» What to produce
Lines containing the word "wynikająca" are the ones to copy from the records below.

» Extracted entries
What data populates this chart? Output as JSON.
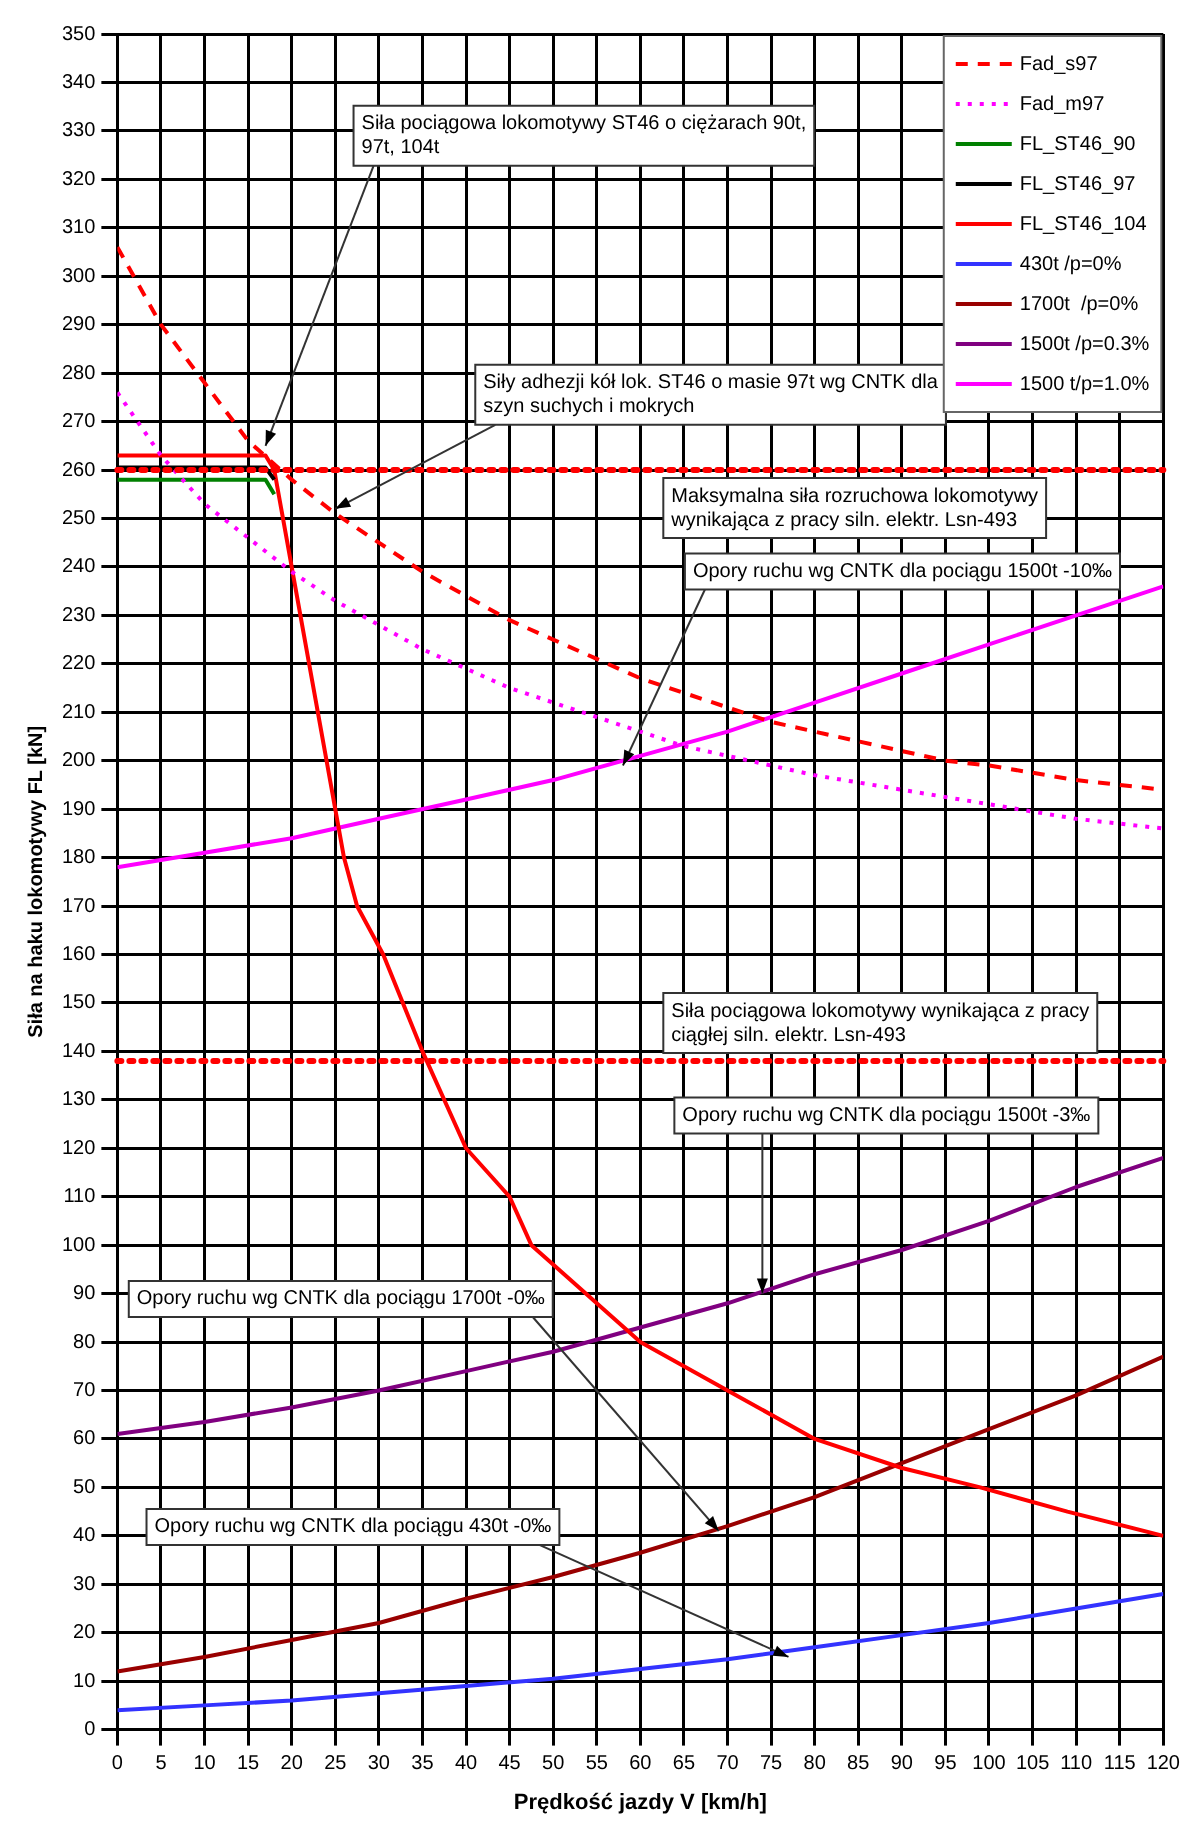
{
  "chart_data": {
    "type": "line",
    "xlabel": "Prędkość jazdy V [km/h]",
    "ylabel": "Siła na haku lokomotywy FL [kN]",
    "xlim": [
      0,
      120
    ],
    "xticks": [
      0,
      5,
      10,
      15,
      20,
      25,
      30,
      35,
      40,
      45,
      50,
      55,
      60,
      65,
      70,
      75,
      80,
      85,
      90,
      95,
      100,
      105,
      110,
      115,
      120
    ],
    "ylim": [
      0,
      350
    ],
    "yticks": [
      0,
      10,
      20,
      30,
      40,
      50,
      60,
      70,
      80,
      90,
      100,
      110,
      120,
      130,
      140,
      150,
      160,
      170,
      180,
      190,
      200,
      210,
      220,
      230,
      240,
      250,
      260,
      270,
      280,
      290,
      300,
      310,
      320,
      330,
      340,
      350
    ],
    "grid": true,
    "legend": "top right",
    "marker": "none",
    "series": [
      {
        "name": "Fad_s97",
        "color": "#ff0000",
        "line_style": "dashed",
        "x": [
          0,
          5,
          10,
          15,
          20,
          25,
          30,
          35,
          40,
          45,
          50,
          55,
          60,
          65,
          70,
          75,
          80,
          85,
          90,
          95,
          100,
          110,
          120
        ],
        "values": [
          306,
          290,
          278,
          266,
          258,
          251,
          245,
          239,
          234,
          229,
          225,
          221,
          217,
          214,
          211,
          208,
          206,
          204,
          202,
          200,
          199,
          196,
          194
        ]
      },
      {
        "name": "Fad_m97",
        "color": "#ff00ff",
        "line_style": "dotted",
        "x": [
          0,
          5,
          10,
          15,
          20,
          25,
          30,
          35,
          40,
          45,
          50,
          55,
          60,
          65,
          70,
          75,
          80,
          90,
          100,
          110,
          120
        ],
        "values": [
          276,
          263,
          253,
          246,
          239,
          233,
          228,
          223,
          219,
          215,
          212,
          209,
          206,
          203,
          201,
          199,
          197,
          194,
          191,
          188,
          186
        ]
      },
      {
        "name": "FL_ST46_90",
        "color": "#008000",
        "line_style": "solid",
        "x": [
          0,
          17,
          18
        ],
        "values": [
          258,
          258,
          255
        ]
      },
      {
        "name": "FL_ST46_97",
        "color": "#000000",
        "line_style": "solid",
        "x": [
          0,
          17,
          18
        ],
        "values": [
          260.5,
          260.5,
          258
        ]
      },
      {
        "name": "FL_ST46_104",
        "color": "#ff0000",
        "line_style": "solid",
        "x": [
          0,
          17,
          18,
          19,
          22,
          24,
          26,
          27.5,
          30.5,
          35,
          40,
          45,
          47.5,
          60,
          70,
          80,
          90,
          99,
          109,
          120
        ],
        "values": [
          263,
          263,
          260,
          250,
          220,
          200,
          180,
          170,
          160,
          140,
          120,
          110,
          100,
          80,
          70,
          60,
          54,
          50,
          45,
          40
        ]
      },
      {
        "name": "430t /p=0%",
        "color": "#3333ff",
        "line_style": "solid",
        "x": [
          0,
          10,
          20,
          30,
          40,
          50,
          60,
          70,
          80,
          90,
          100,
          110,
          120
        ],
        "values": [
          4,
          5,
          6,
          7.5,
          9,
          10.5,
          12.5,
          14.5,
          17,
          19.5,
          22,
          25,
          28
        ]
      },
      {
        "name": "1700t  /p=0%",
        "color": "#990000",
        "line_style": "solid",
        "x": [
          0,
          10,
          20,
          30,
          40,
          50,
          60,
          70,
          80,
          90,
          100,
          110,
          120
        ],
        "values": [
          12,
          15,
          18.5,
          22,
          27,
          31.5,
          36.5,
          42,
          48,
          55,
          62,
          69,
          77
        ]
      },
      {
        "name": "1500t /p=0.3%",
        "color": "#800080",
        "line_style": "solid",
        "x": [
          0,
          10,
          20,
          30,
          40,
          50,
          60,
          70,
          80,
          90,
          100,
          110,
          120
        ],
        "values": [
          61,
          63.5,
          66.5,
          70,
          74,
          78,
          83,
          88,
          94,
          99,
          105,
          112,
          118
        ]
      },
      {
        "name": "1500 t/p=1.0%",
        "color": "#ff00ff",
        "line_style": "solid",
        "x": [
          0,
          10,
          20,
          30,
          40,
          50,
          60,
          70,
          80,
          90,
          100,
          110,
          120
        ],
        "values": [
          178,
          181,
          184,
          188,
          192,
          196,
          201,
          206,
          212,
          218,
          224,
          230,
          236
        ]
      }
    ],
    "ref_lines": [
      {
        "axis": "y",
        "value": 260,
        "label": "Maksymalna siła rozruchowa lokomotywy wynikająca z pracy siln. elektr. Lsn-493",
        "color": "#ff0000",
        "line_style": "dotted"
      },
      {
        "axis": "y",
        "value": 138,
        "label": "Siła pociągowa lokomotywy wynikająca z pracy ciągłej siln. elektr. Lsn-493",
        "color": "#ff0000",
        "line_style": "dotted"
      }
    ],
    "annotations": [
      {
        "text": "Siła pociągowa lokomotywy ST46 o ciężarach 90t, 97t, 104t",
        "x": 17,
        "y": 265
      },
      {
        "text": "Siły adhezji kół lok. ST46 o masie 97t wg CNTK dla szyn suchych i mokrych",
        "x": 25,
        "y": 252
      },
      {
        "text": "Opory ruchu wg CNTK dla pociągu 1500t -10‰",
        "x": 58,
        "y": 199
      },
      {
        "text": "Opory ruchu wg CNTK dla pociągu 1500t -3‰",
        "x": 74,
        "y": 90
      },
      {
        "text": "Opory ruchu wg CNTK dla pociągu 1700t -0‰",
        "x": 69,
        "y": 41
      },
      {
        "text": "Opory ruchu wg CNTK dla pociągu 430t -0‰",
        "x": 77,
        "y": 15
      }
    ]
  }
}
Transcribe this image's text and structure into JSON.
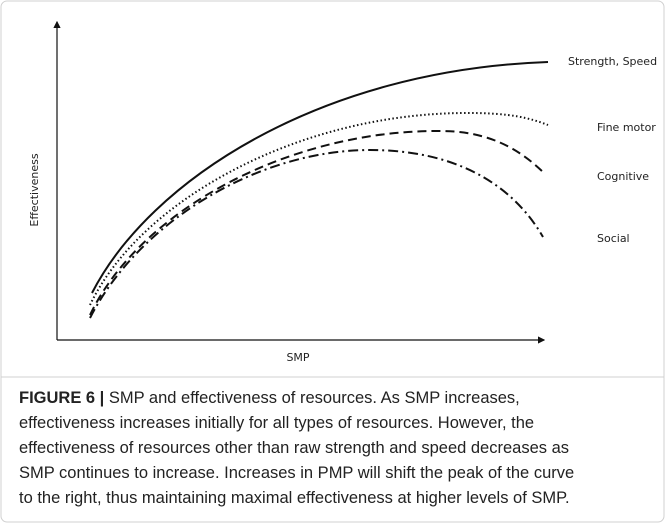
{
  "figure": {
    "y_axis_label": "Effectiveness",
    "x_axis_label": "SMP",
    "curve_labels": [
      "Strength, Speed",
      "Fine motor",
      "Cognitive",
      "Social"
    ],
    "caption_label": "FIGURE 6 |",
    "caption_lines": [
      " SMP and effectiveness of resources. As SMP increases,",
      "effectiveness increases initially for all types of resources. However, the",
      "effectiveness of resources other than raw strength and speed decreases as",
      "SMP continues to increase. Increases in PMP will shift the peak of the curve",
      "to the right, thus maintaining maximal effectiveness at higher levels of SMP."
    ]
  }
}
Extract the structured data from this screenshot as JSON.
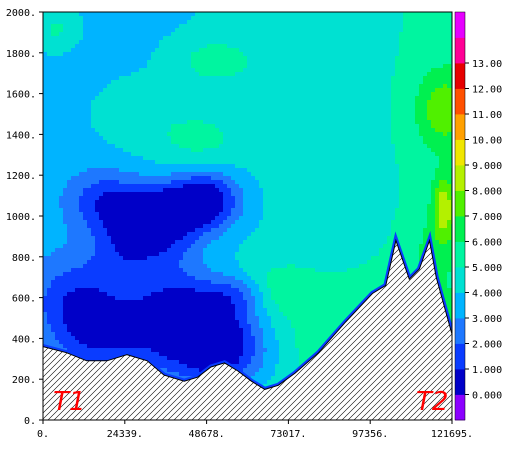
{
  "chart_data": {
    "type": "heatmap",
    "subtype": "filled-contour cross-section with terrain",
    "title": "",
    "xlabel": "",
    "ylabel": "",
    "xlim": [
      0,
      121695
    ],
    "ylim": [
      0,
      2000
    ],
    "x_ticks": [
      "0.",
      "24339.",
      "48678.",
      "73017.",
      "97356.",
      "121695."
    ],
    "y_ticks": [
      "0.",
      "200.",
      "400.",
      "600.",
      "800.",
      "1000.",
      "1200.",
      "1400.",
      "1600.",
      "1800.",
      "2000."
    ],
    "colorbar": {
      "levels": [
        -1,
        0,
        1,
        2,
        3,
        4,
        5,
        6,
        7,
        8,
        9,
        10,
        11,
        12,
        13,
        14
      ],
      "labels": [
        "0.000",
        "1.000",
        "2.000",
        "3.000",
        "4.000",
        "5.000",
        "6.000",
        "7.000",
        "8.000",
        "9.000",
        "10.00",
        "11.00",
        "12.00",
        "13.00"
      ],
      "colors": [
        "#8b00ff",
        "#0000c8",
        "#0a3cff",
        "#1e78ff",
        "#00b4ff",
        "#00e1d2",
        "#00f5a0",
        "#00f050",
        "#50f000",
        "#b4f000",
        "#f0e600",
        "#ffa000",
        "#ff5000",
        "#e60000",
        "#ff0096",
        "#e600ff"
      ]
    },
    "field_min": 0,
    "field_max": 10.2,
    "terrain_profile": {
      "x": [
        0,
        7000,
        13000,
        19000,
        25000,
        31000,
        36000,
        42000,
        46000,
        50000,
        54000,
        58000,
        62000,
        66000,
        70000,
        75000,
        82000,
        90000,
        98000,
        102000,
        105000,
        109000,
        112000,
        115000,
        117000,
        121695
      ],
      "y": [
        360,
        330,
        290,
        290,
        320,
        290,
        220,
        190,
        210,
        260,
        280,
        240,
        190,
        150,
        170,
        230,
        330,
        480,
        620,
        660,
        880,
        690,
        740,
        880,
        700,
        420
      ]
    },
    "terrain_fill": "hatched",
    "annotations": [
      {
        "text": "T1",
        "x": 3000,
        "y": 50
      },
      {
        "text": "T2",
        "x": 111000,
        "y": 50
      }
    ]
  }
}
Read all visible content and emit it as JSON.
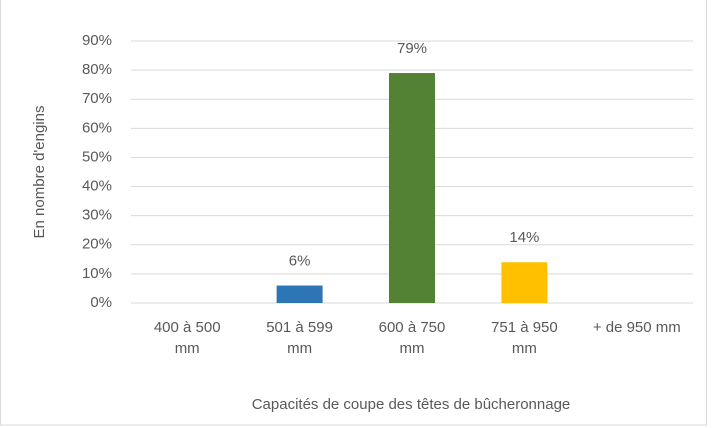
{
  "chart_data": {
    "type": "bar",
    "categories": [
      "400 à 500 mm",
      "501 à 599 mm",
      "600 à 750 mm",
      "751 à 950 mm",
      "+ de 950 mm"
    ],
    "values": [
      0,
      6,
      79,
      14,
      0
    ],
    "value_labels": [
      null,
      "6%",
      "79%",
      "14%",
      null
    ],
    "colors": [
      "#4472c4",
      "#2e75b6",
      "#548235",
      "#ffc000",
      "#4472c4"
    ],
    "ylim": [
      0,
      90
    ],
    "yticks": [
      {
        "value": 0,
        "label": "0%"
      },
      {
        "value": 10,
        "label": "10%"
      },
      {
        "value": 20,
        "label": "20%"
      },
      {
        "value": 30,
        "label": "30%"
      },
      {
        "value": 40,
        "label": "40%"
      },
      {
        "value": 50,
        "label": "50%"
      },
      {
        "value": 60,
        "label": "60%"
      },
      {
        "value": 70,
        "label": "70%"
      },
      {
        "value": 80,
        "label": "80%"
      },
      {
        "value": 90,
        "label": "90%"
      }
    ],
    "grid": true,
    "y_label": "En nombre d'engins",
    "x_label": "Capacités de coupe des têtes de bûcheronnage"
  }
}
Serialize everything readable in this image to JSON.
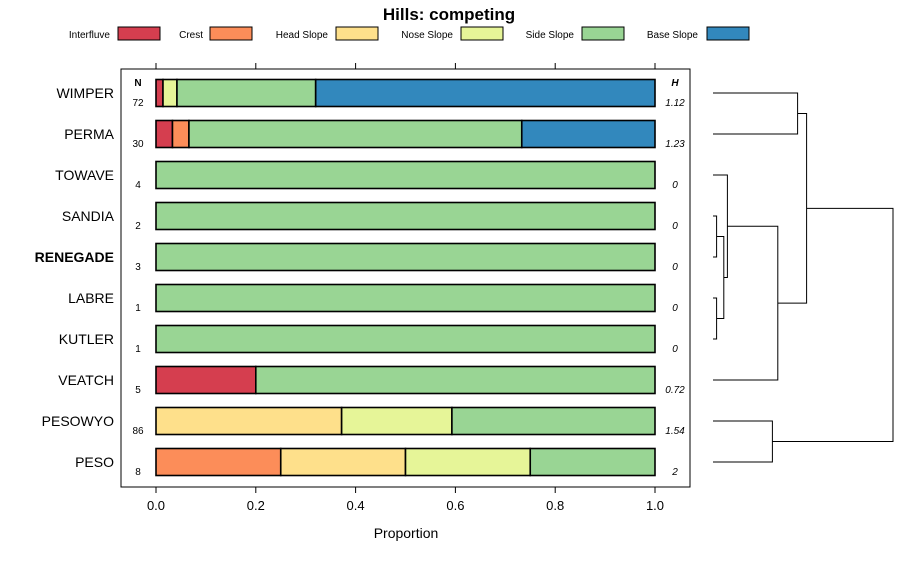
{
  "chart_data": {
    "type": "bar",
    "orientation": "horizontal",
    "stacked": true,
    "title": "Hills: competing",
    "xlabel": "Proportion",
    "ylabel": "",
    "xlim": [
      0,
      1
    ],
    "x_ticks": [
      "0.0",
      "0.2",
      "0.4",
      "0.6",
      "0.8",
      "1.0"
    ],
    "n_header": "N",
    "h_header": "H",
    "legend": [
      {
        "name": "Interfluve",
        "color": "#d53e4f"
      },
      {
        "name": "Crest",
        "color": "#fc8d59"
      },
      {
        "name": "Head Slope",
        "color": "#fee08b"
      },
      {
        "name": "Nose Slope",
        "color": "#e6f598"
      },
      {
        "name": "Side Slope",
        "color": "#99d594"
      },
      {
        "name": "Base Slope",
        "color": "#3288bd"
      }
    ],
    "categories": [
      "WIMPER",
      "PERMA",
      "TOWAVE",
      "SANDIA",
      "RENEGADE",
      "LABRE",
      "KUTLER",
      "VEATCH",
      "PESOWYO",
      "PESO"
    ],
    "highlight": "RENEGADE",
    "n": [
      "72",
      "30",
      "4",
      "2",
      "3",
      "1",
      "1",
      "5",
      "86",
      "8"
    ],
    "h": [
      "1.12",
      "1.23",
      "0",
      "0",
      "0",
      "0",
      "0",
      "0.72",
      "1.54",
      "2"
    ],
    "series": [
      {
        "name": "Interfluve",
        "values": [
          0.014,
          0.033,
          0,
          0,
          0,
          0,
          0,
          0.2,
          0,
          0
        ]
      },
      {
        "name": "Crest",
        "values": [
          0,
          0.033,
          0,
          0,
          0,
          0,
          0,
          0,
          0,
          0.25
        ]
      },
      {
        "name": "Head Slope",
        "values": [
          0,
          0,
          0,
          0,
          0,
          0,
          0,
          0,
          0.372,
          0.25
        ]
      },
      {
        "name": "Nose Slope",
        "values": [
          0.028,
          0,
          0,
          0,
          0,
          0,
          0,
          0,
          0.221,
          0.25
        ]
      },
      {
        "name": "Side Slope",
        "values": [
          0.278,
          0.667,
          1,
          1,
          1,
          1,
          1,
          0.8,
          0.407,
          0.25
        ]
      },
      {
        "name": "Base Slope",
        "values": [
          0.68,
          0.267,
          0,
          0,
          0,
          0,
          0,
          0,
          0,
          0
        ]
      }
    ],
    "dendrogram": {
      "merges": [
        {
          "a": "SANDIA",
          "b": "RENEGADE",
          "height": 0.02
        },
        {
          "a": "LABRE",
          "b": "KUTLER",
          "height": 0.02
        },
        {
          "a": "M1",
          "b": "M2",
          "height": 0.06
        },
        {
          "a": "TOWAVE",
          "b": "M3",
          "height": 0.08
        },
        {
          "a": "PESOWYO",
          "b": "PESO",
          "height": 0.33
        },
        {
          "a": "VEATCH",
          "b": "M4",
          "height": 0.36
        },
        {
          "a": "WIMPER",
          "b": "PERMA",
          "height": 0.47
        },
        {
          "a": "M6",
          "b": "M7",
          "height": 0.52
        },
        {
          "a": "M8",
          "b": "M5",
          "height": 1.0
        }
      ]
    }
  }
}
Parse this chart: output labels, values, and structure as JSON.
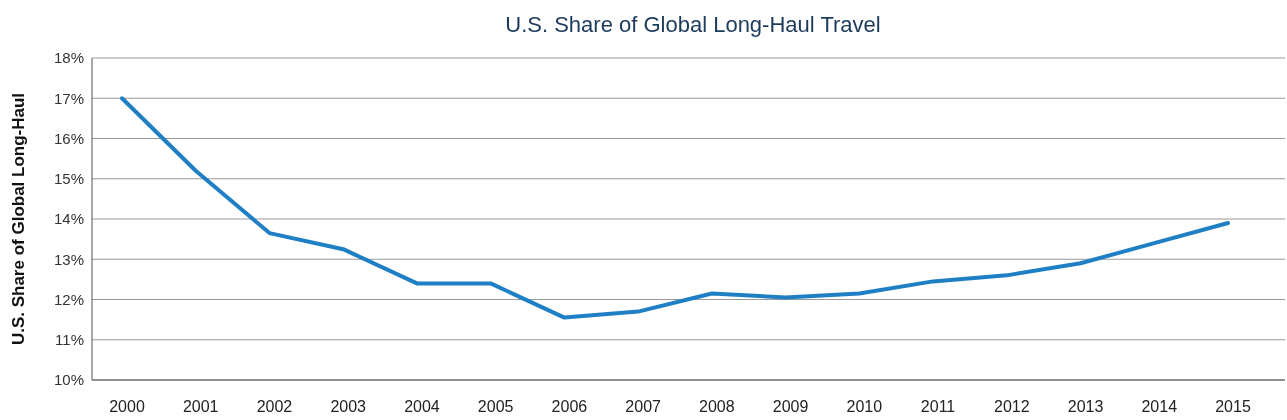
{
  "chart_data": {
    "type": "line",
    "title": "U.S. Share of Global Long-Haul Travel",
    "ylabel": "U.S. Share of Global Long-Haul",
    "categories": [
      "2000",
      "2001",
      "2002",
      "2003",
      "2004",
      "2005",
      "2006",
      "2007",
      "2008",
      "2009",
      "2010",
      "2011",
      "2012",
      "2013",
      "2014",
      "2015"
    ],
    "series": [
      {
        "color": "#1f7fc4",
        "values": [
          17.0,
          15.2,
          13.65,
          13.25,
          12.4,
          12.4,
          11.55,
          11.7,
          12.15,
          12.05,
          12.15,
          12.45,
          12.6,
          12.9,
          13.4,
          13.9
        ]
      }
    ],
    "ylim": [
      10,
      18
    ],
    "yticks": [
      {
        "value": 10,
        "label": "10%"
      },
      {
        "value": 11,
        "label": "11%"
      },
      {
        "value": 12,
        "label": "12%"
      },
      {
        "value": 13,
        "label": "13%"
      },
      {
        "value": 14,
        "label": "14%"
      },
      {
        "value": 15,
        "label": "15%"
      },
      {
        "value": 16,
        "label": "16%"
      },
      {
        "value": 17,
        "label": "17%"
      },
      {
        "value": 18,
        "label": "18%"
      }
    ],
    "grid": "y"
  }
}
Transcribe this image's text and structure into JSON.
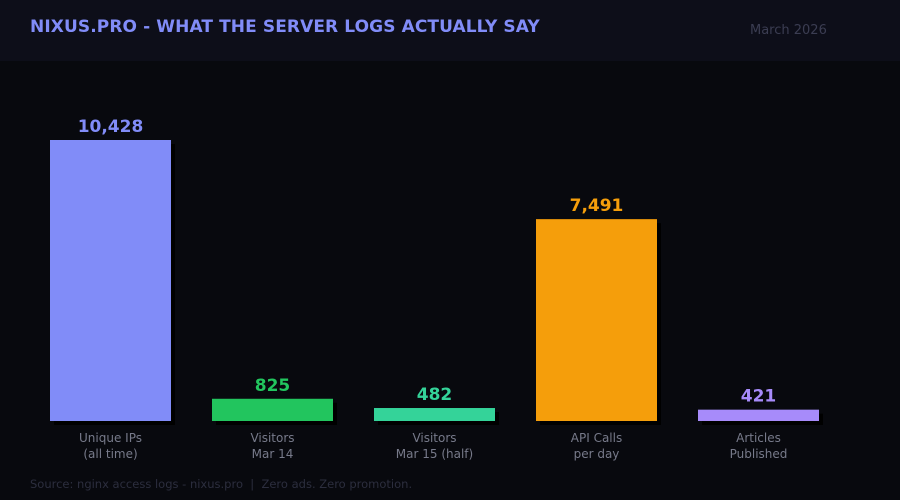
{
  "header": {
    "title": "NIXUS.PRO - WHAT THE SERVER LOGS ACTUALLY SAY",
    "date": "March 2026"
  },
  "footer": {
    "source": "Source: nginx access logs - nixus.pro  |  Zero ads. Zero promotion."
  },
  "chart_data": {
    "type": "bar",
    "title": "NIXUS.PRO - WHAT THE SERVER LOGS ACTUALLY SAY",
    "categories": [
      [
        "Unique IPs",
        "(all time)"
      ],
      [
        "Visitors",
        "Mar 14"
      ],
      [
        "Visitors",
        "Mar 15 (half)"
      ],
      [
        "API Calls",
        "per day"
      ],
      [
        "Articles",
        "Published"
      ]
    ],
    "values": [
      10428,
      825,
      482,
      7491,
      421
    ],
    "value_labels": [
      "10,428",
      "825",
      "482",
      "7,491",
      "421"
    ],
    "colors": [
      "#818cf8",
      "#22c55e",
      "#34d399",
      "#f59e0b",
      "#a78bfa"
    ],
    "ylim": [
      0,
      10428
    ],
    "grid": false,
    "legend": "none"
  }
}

» Finished task
        "label": "Maksymalna siła rozruchowa lokomotywy wynikająca z pracy siln. elektr. Lsn-493",
        "label": "Siła pociągowa lokomotywy wynikająca z pracy ciągłej siln. elektr. Lsn-493",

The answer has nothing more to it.